Stored data
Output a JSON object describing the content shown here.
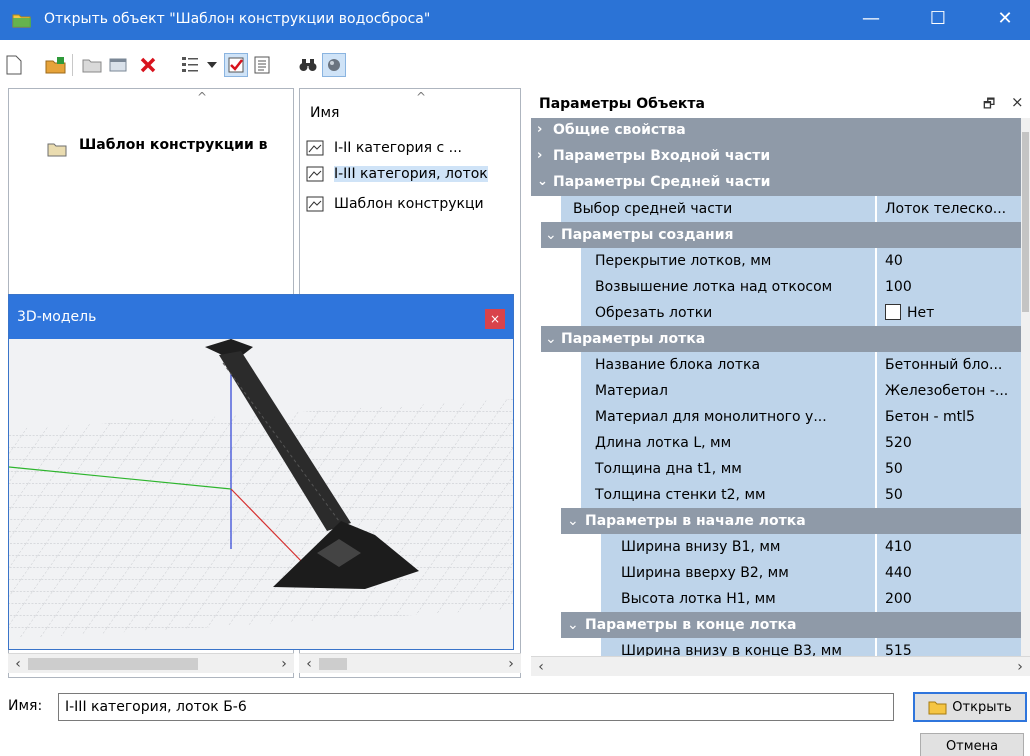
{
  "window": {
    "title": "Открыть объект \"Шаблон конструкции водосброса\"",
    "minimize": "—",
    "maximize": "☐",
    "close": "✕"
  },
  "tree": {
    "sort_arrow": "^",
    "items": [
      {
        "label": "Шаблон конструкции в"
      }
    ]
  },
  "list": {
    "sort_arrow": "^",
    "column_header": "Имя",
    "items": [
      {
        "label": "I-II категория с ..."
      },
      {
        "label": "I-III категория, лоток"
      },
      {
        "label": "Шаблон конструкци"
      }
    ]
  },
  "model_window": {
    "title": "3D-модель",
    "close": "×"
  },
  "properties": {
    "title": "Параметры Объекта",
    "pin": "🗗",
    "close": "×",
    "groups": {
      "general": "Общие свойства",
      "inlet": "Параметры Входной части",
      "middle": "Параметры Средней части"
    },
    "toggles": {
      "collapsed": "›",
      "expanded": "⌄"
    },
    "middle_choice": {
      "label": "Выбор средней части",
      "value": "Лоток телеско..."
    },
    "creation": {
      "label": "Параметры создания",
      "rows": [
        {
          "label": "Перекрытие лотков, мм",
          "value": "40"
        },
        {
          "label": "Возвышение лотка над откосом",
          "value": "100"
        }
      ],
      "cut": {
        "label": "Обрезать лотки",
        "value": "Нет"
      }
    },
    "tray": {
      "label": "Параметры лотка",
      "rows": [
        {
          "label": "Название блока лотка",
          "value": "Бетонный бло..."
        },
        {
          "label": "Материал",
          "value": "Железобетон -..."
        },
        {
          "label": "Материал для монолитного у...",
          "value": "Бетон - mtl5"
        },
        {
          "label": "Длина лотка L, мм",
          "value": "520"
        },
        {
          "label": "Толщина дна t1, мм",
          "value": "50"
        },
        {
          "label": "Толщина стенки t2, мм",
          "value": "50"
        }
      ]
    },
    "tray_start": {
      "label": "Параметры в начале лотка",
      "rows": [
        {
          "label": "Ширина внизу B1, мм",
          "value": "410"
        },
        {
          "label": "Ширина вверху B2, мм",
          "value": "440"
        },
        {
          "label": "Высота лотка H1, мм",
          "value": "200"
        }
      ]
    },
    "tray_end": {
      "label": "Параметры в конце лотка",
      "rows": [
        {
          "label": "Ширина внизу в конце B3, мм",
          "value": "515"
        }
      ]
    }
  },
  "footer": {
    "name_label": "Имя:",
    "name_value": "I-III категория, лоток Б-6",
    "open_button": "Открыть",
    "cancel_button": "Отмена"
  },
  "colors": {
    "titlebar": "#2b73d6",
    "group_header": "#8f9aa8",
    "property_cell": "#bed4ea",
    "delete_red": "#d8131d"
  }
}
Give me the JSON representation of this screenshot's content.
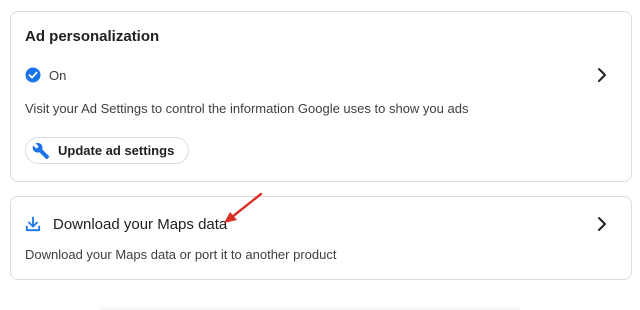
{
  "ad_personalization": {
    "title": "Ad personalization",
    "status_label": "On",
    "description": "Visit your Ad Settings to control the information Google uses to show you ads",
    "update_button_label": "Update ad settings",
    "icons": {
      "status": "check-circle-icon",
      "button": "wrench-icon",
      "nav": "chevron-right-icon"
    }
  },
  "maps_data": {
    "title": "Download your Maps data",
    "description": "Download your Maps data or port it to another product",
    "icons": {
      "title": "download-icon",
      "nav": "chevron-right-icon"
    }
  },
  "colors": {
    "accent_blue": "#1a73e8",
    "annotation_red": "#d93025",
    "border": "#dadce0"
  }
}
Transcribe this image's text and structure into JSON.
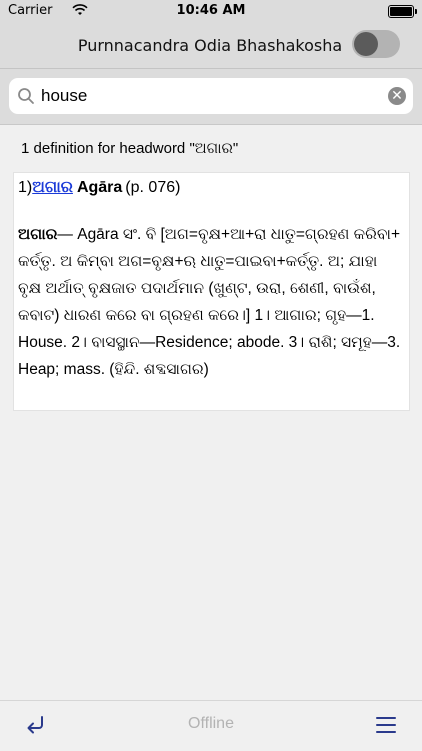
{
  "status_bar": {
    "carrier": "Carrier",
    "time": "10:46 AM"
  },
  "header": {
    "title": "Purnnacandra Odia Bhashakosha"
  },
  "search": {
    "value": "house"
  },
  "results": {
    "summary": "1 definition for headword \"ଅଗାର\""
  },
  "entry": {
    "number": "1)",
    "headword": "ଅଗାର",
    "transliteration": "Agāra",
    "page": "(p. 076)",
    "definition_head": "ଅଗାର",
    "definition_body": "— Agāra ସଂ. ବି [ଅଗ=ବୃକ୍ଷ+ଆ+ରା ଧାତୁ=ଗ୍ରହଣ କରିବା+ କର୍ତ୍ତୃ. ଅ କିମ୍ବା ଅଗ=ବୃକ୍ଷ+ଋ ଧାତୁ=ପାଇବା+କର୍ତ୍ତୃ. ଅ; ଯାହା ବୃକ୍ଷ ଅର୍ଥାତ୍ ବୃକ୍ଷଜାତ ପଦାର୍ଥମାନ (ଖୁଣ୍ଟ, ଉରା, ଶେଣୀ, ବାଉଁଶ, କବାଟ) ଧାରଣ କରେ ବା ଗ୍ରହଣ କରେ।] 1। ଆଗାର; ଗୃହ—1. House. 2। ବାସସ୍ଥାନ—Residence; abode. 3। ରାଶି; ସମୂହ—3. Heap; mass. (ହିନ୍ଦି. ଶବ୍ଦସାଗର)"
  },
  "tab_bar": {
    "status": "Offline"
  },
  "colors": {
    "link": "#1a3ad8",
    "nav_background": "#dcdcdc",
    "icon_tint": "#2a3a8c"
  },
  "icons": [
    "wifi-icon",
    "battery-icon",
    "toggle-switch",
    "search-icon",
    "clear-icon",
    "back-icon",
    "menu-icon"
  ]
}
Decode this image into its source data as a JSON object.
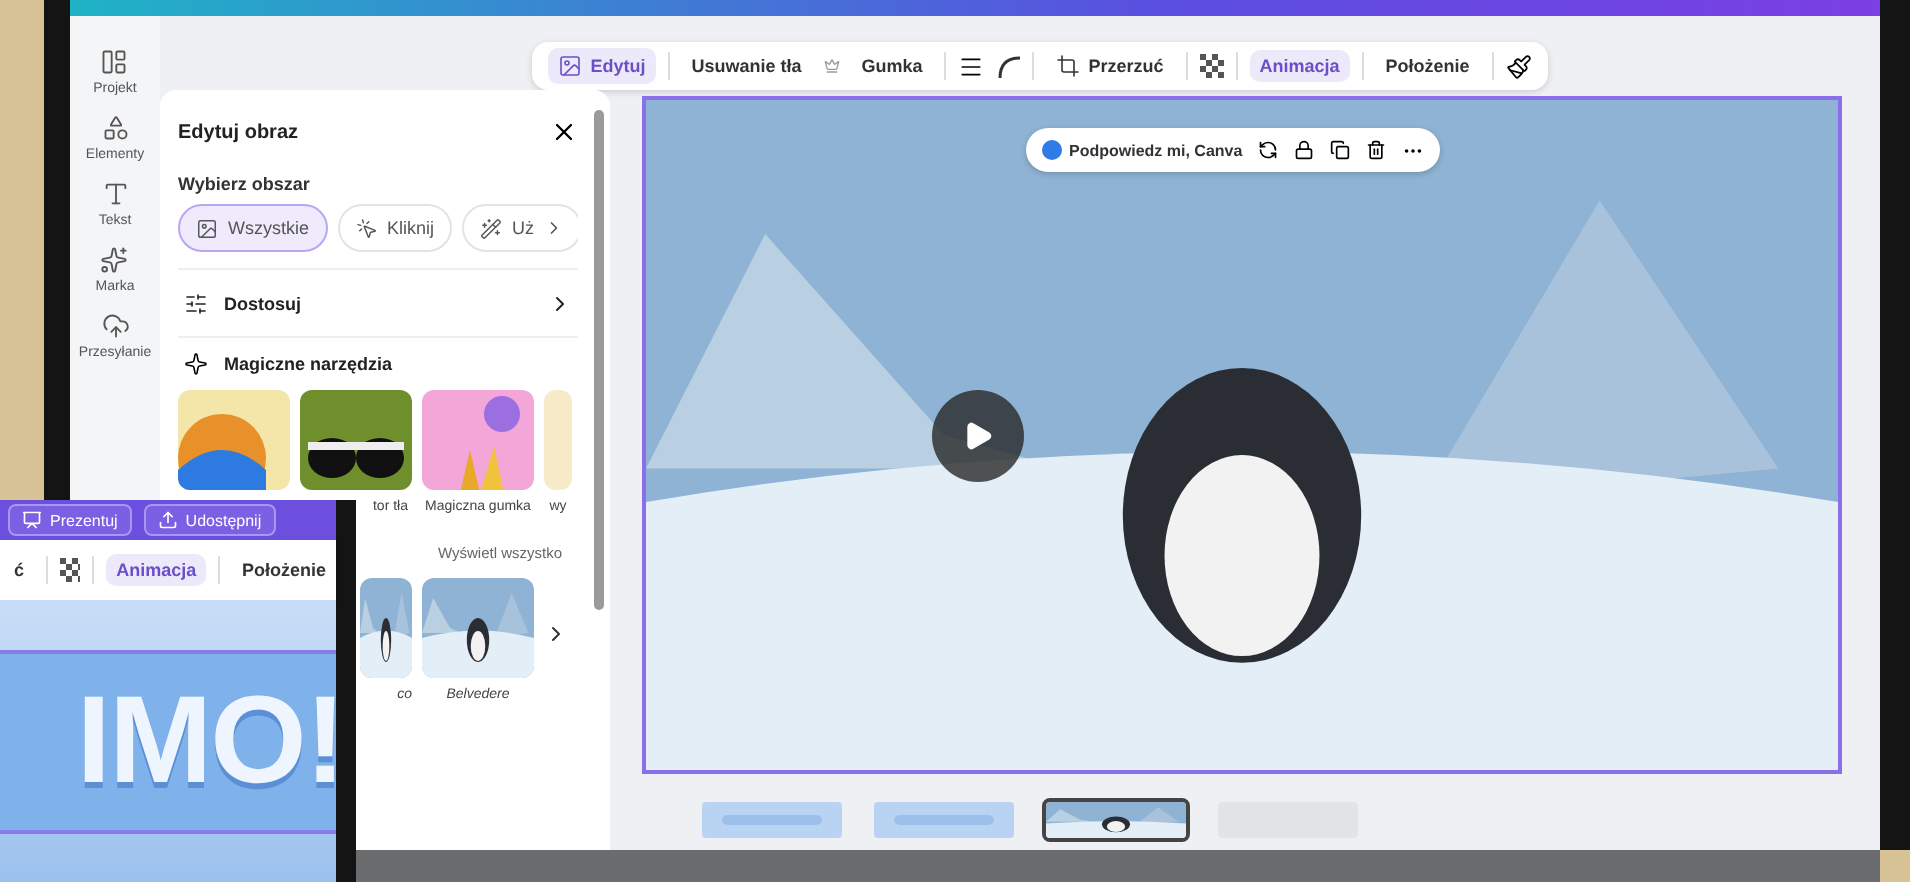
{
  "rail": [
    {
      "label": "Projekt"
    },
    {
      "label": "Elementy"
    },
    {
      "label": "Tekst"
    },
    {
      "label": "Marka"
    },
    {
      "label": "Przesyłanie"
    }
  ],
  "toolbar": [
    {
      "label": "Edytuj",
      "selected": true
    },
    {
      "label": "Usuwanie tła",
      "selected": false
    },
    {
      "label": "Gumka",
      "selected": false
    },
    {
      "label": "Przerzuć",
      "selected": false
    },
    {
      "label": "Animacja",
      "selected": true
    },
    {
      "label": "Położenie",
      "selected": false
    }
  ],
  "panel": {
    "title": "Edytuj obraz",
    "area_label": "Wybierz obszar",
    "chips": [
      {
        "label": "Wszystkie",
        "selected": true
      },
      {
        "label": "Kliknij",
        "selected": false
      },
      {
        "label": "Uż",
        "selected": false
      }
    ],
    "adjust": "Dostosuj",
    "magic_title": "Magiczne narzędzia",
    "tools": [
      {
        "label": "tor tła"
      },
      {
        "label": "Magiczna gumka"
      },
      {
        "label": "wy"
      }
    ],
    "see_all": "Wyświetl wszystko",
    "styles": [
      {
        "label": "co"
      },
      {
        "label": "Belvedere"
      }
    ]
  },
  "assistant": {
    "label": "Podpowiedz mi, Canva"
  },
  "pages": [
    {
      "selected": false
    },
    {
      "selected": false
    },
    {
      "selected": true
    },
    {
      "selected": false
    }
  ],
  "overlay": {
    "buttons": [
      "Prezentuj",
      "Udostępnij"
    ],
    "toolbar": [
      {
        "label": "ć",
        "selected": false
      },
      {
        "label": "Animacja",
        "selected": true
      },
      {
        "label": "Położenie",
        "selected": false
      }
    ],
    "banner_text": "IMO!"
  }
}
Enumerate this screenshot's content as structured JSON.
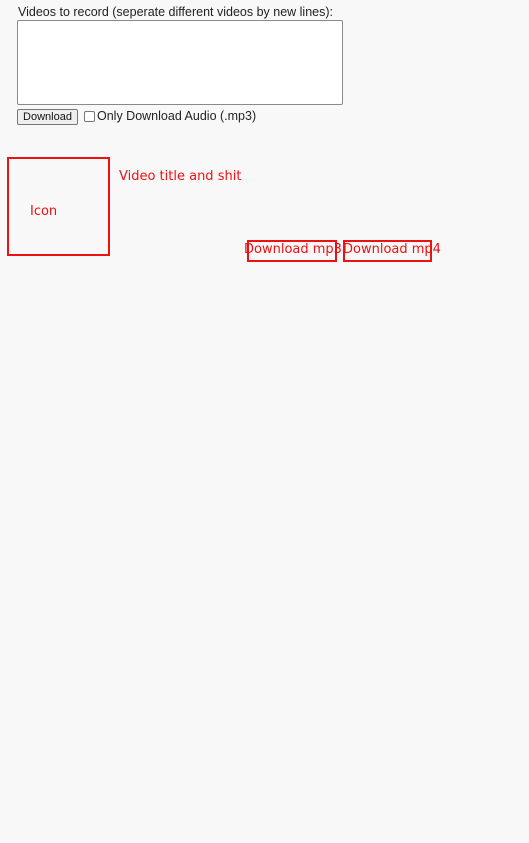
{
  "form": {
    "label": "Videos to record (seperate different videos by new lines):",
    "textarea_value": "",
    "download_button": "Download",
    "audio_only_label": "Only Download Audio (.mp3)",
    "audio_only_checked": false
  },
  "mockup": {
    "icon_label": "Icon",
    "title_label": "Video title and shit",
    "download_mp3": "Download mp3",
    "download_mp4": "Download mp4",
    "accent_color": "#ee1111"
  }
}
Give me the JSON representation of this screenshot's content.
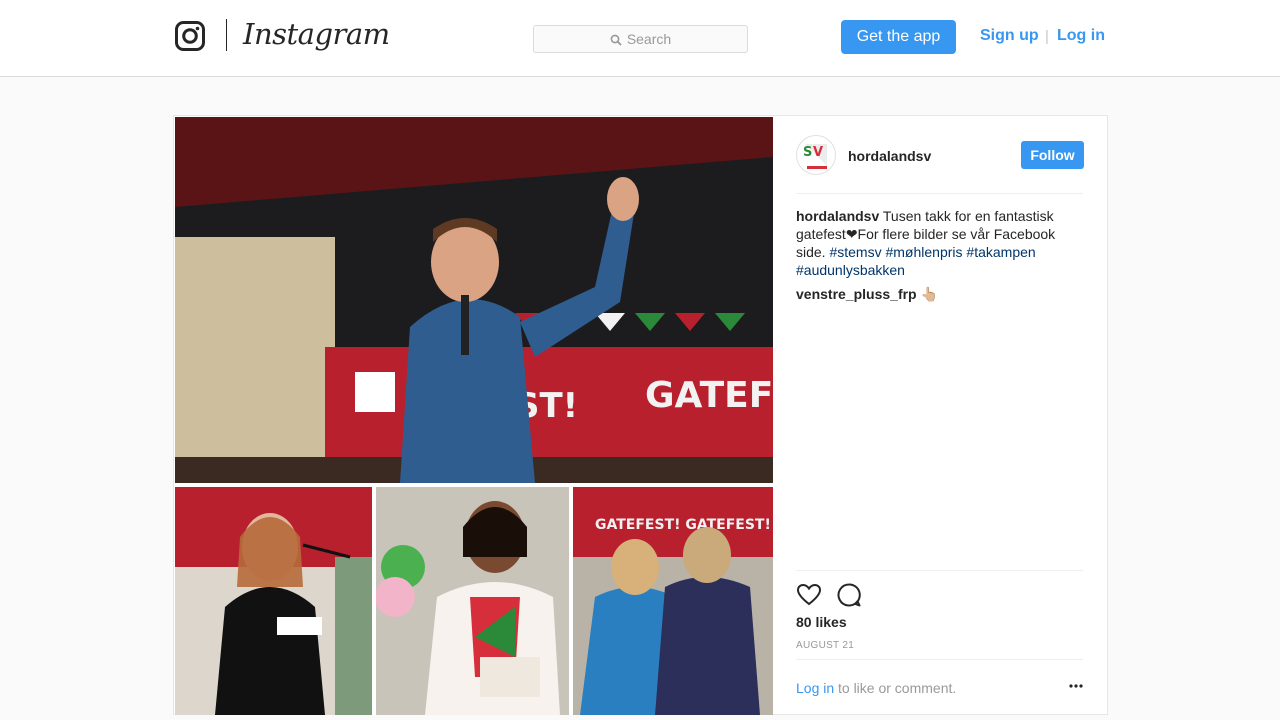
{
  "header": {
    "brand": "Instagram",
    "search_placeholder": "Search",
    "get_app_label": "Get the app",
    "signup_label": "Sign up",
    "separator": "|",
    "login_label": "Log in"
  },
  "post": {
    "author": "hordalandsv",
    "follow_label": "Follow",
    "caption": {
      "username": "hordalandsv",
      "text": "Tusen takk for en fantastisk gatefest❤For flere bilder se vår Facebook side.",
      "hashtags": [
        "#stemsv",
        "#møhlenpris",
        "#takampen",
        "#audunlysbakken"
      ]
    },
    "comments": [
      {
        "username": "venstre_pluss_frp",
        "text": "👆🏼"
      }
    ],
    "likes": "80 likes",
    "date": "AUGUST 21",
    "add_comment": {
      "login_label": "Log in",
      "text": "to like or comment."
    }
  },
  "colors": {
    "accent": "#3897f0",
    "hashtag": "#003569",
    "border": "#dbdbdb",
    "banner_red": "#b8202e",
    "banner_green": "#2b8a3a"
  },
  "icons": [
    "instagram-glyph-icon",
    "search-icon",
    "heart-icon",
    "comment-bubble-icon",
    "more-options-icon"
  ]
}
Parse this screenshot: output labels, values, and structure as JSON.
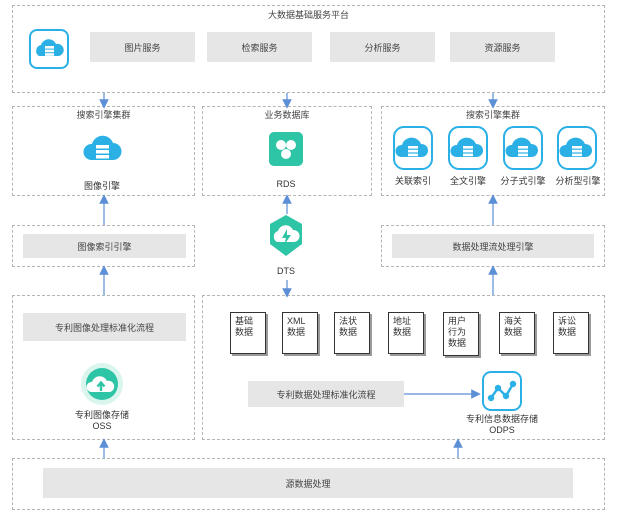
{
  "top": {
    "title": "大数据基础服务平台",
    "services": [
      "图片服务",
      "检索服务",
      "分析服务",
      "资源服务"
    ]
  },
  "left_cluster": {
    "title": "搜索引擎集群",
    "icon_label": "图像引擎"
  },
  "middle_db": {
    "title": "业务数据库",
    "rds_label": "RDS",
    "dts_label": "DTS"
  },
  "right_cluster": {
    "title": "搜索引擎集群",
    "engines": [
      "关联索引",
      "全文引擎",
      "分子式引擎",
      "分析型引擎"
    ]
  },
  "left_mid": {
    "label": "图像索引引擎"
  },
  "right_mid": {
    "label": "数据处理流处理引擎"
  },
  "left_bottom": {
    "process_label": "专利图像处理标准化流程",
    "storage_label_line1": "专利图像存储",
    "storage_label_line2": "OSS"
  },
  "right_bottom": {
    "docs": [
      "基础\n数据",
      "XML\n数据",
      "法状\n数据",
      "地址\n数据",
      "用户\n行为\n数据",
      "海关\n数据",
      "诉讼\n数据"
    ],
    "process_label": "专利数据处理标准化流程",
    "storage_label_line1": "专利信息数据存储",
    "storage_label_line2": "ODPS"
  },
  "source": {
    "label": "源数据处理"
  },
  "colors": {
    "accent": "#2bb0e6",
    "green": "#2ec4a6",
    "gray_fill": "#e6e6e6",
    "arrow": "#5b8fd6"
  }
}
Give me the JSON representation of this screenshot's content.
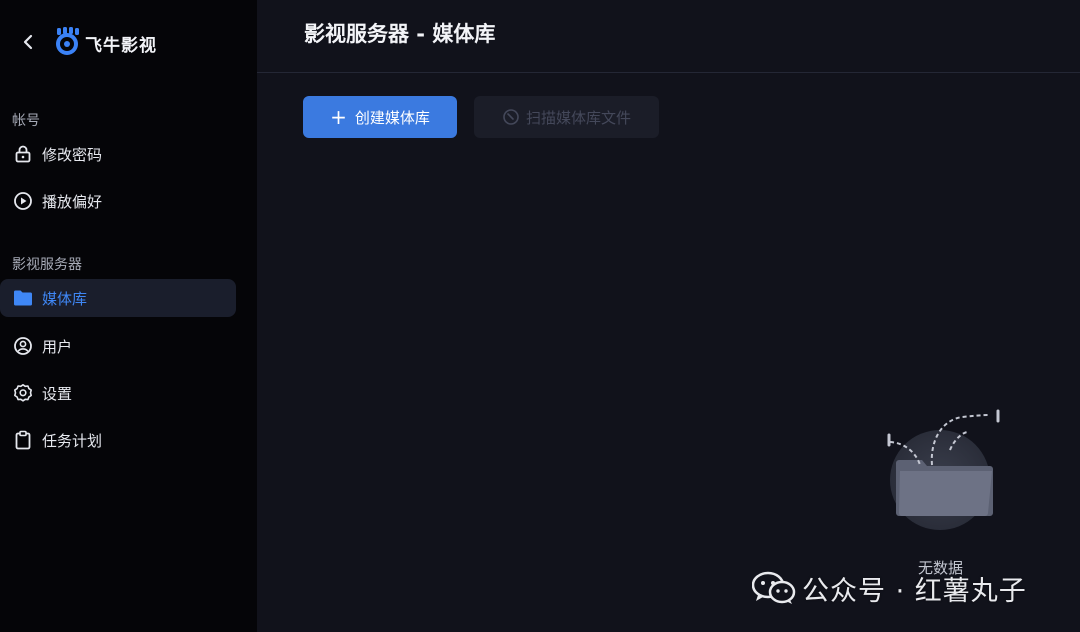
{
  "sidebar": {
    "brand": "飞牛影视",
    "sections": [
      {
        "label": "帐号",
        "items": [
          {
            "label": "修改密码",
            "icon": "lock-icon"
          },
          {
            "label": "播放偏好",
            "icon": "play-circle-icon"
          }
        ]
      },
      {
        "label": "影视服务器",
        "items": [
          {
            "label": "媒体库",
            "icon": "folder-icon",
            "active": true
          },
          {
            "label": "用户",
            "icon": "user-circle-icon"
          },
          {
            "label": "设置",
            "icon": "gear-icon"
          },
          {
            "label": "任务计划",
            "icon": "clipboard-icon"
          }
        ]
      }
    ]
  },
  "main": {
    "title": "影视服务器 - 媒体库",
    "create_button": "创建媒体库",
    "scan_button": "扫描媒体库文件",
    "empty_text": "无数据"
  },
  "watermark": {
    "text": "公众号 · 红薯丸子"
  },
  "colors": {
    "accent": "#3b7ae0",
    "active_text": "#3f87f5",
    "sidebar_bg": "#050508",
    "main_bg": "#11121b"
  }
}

## Direction
Isolate the lines that hold the word "Шаблон" and copy all of them.

## Answer to this exercise
    "title": "Открыть объект \"Шаблон конструкции водосброса\"",
        "label": "Шаблон конструкции в"
        "label": "Шаблон конструкци"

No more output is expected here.